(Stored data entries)
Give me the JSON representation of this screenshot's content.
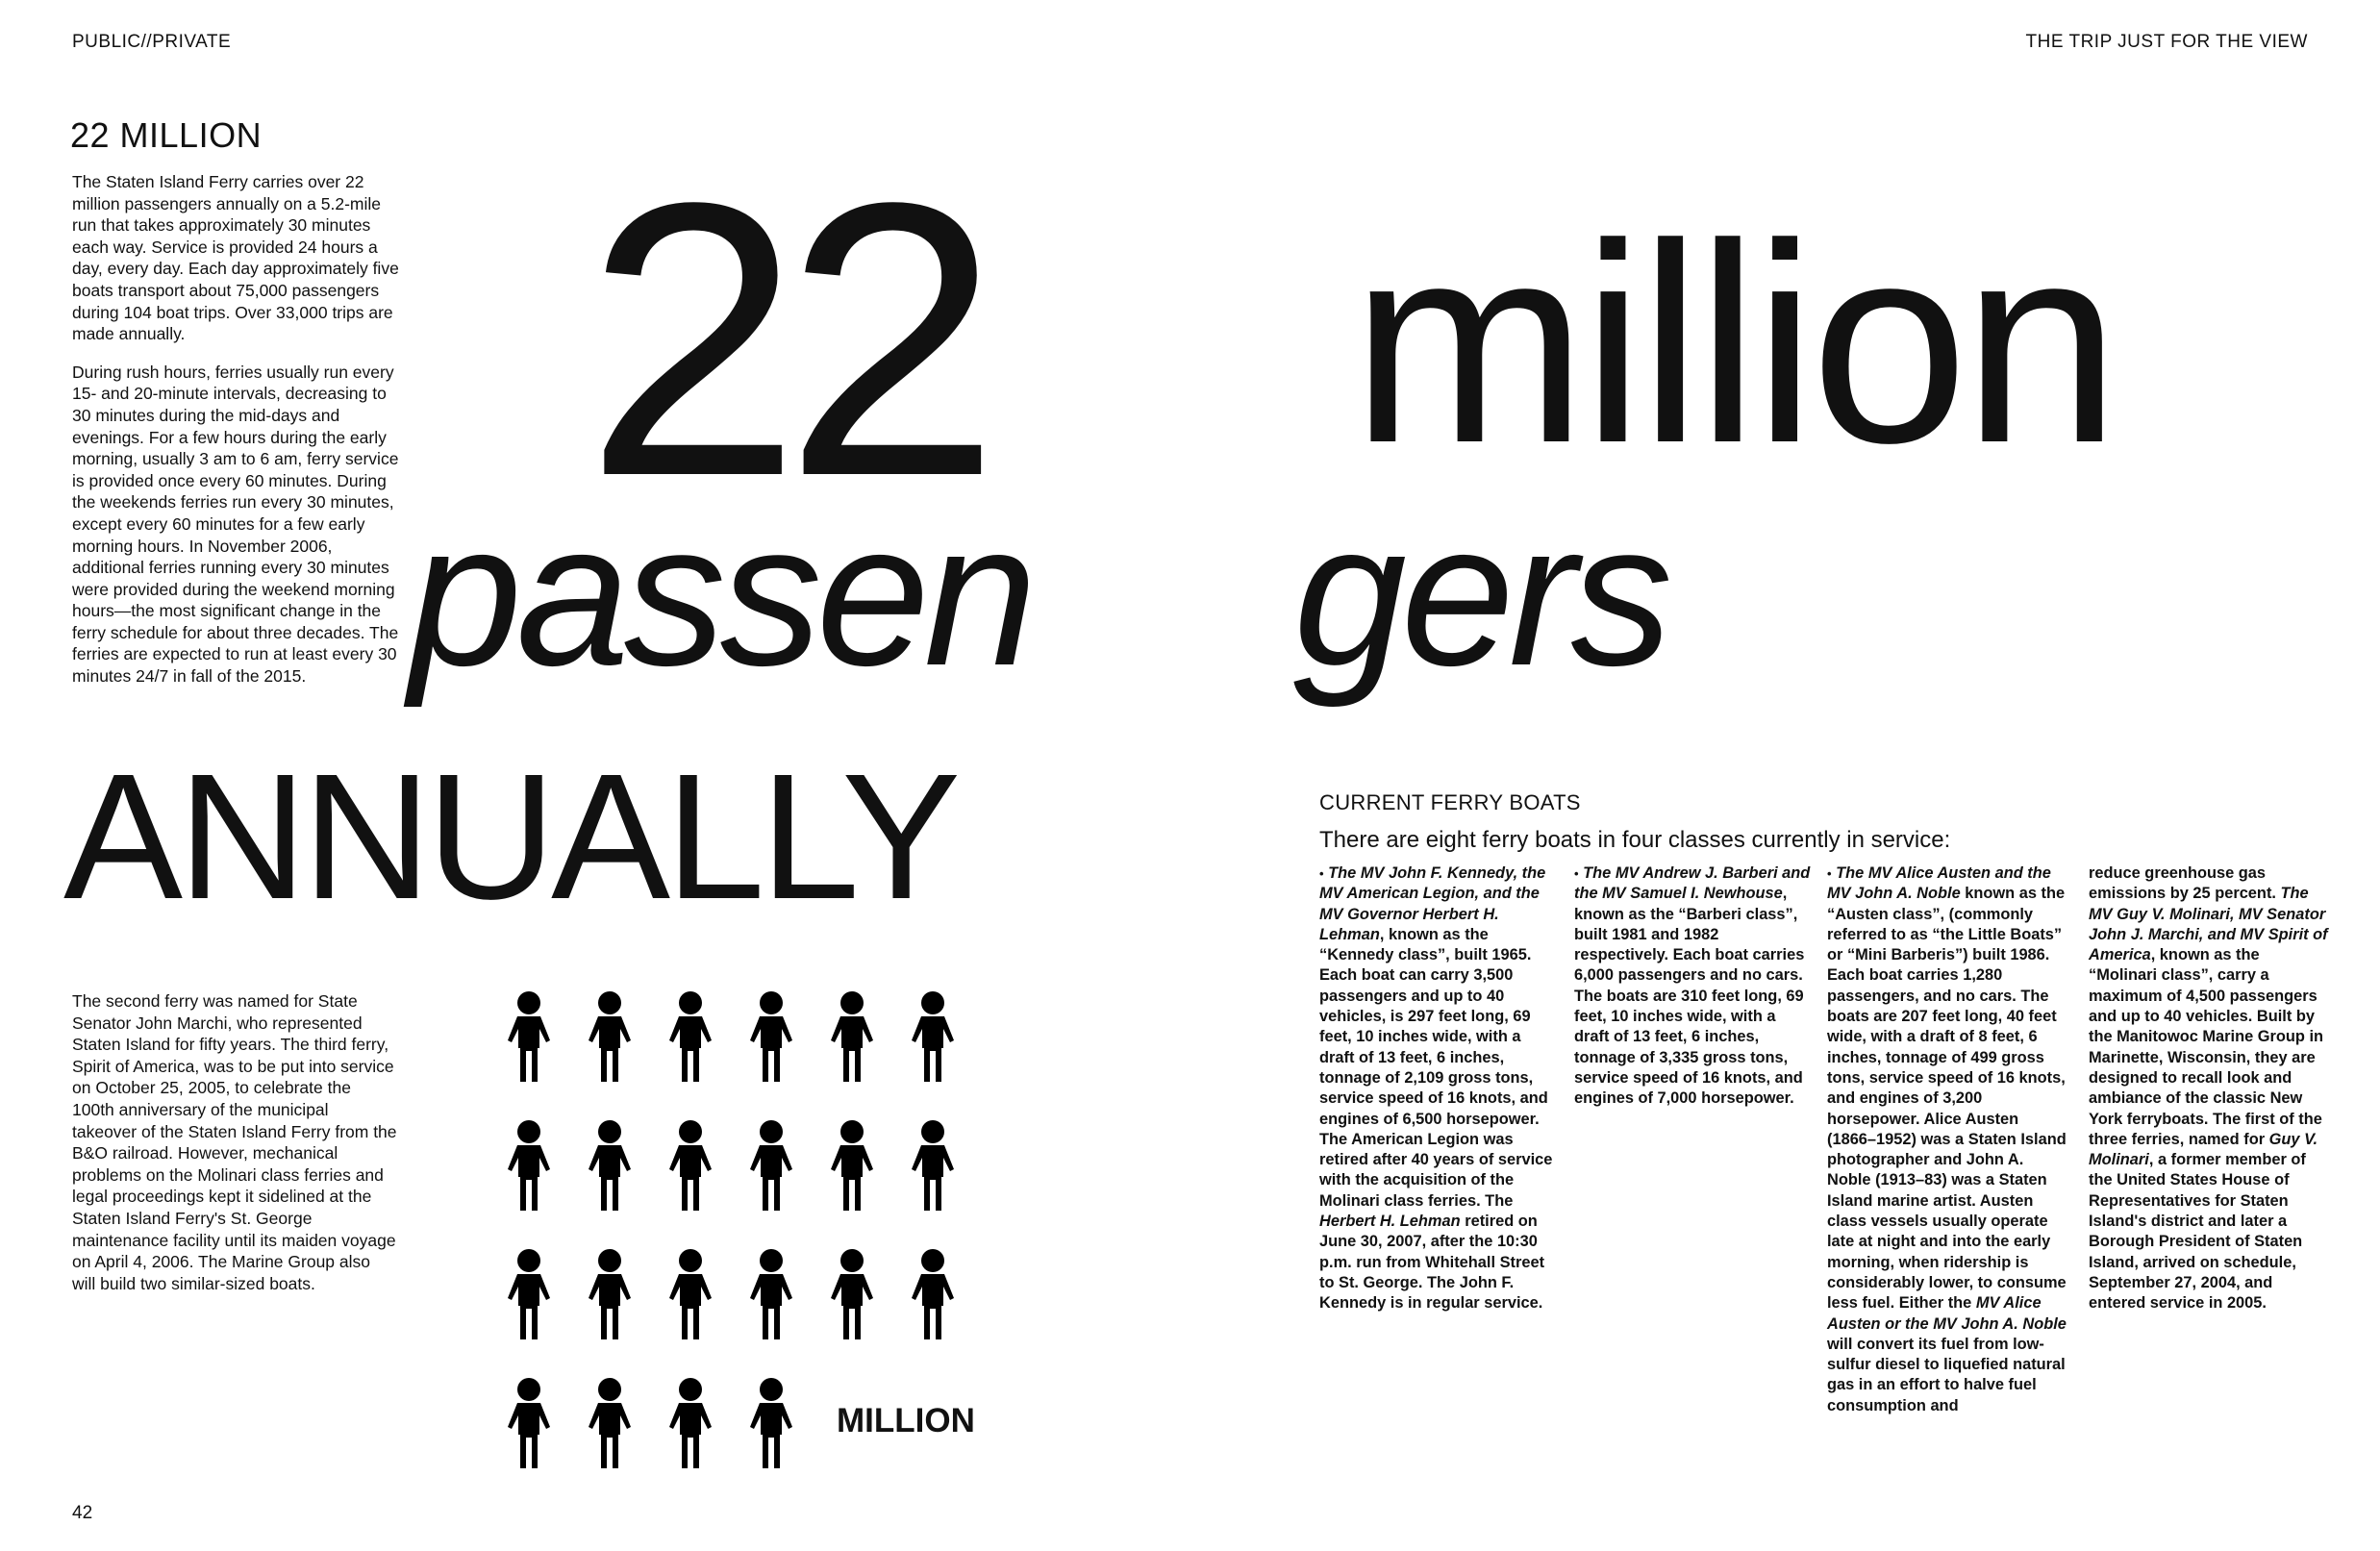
{
  "header": {
    "left": "PUBLIC//PRIVATE",
    "right": "THE TRIP JUST FOR THE VIEW"
  },
  "intro": {
    "title": "22 MILLION",
    "paragraphs": [
      "The Staten Island Ferry carries over 22 million passengers annually on a 5.2-mile run that takes approximately 30 minutes each way. Service is provided 24 hours a day, every day. Each day approximately five boats transport about 75,000 passengers during 104 boat trips. Over 33,000 trips are made annually.",
      "During rush hours, ferries usually run every 15- and 20-minute intervals, decreasing to 30 minutes during the mid-days and evenings. For a few hours during the early morning, usually 3 am to 6 am, ferry service is provided once every 60 minutes. During the weekends ferries run every 30 minutes, except every 60 minutes for a few early morning hours. In November 2006, additional ferries running every 30 minutes were provided during the weekend morning hours—the most significant change in the ferry schedule for about three decades. The ferries are expected to run at least every 30 minutes 24/7 in fall of the 2015."
    ]
  },
  "headline": {
    "number": "22",
    "unit": "million",
    "word_part1": "passen",
    "word_part2": "gers",
    "adverb": "ANNUALLY"
  },
  "second_ferry": {
    "text": "The second ferry was named for State Senator John Marchi, who represented Staten Island for fifty years. The third ferry, Spirit of America, was to be put into service on October 25, 2005, to celebrate the 100th anniversary of the municipal takeover of the Staten Island Ferry from the B&O railroad. However, mechanical problems on the Molinari class ferries and legal proceedings kept it sidelined at the Staten Island Ferry's St. George maintenance facility until its maiden voyage on April 4, 2006. The Marine Group also will build two similar-sized boats."
  },
  "pictogram": {
    "count": 22,
    "per_row": 6,
    "icon": "person-icon",
    "label": "MILLION"
  },
  "ferry_boats": {
    "title": "CURRENT FERRY BOATS",
    "subtitle": "There are eight ferry boats in four classes currently in service:"
  },
  "page_number": "42"
}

- Task directions
Transcribe all the data word for word; the images stay out.

- Reply
Give me the JSON representation of this screenshot's content.
{
  "header": {
    "left": "PUBLIC//PRIVATE",
    "right": "THE TRIP JUST FOR THE VIEW"
  },
  "intro": {
    "title": "22 MILLION",
    "paragraphs": [
      "The Staten Island Ferry carries over 22 million passengers annually on a 5.2-mile run that takes approximately 30 minutes each way. Service is provided 24 hours a day, every day. Each day approximately five boats transport about 75,000 passengers during 104 boat trips. Over 33,000 trips are made annually.",
      "During rush hours, ferries usually run every 15- and 20-minute intervals, decreasing to 30 minutes during the mid-days and evenings. For a few hours during the early morning, usually 3 am to 6 am, ferry service is provided once every 60 minutes. During the weekends ferries run every 30 minutes, except every 60 minutes for a few early morning hours. In November 2006, additional ferries running every 30 minutes were provided during the weekend morning hours—the most significant change in the ferry schedule for about three decades. The ferries are expected to run at least every 30 minutes 24/7 in fall of the 2015."
    ]
  },
  "headline": {
    "number": "22",
    "unit": "million",
    "word_part1": "passen",
    "word_part2": "gers",
    "adverb": "ANNUALLY"
  },
  "second_ferry": {
    "text": "The second ferry was named for State Senator John Marchi, who represented Staten Island for fifty years. The third ferry, Spirit of America, was to be put into service on October 25, 2005, to celebrate the 100th anniversary of the municipal takeover of the Staten Island Ferry from the B&O railroad. However, mechanical problems on the Molinari class ferries and legal proceedings kept it sidelined at the Staten Island Ferry's St. George maintenance facility until its maiden voyage on April 4, 2006. The Marine Group also will build two similar-sized boats."
  },
  "pictogram": {
    "count": 22,
    "per_row": 6,
    "icon": "person-icon",
    "label": "MILLION"
  },
  "ferry_boats": {
    "title": "CURRENT FERRY BOATS",
    "subtitle": "There are eight ferry boats in four classes currently in service:"
  },
  "page_number": "42"
}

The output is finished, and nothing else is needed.